#### SET EXERCISE:
Extract the full set of records, then give each one again exactly.

#### SUPPLIED MATERIAL:
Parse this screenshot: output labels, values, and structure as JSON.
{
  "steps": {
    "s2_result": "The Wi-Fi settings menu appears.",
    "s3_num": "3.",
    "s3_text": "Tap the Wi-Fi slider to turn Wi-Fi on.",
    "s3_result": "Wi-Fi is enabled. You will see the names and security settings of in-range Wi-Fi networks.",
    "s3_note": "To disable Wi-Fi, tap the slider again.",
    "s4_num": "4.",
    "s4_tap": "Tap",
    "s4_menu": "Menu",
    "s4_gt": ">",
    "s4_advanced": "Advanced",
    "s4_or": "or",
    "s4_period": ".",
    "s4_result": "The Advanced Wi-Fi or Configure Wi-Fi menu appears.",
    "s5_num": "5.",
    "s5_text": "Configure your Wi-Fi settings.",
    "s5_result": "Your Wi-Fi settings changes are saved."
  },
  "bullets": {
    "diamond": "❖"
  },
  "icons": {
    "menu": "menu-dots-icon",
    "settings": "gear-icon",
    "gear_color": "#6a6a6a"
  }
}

#### REPLY:
Parse this screenshot: output labels, values, and structure as JSON.
{
  "steps": {
    "s2_result": "The Wi-Fi settings menu appears.",
    "s3_num": "3.",
    "s3_text": "Tap the Wi-Fi slider to turn Wi-Fi on.",
    "s3_result": "Wi-Fi is enabled. You will see the names and security settings of in-range Wi-Fi networks.",
    "s3_note": "To disable Wi-Fi, tap the slider again.",
    "s4_num": "4.",
    "s4_tap": "Tap",
    "s4_menu": "Menu",
    "s4_gt": ">",
    "s4_advanced": "Advanced",
    "s4_or": "or",
    "s4_period": ".",
    "s4_result": "The Advanced Wi-Fi or Configure Wi-Fi menu appears.",
    "s5_num": "5.",
    "s5_text": "Configure your Wi-Fi settings.",
    "s5_result": "Your Wi-Fi settings changes are saved."
  },
  "bullets": {
    "diamond": "❖"
  },
  "icons": {
    "menu": "menu-dots-icon",
    "settings": "gear-icon",
    "gear_color": "#6a6a6a"
  }
}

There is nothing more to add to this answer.